- **Goal**
Reproduce word for word the lines from the start of this list through the one containing "message-text: Okay bbox=[114, 109, 166, 134]".

- **Entries provided**

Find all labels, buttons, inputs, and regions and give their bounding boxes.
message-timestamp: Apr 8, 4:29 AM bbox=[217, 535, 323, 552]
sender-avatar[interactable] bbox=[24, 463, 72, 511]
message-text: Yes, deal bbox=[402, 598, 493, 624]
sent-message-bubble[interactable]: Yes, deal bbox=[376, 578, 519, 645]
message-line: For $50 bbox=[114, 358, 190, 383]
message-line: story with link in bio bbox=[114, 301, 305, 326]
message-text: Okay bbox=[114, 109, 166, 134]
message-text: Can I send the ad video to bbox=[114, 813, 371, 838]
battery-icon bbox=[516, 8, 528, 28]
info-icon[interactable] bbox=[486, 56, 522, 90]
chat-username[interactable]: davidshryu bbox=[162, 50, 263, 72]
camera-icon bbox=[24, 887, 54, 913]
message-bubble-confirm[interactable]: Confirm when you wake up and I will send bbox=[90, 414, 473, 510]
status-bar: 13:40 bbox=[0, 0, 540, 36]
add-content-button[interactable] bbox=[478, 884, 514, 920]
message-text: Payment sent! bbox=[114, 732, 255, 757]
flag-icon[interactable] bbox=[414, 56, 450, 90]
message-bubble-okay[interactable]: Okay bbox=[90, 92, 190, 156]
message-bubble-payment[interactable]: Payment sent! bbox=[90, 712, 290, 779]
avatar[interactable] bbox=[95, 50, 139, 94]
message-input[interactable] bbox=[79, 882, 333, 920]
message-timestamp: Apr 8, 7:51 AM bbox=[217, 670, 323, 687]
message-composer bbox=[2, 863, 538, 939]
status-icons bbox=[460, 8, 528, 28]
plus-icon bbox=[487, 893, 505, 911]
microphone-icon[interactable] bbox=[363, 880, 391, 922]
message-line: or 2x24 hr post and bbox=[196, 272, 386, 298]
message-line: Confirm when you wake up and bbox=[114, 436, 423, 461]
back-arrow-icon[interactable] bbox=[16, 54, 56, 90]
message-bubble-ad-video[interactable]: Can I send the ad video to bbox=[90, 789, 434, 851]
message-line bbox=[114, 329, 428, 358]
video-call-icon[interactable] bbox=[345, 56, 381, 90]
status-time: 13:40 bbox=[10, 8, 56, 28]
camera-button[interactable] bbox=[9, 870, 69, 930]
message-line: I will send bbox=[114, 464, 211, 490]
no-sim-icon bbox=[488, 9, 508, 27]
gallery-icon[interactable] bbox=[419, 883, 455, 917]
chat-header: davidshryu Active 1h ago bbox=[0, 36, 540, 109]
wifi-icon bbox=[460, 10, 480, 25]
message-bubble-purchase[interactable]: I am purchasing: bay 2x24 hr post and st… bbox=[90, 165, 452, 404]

- **Exercise output**
Find all labels, buttons, inputs, and regions and give their bounding boxes.
message-timestamp: Apr 8, 4:29 AM bbox=[217, 535, 323, 552]
sender-avatar[interactable] bbox=[24, 463, 72, 511]
message-text: Yes, deal bbox=[402, 598, 493, 624]
sent-message-bubble[interactable]: Yes, deal bbox=[376, 578, 519, 645]
message-line: For $50 bbox=[114, 358, 190, 383]
message-line: story with link in bio bbox=[114, 301, 305, 326]
message-text: Okay bbox=[114, 109, 166, 134]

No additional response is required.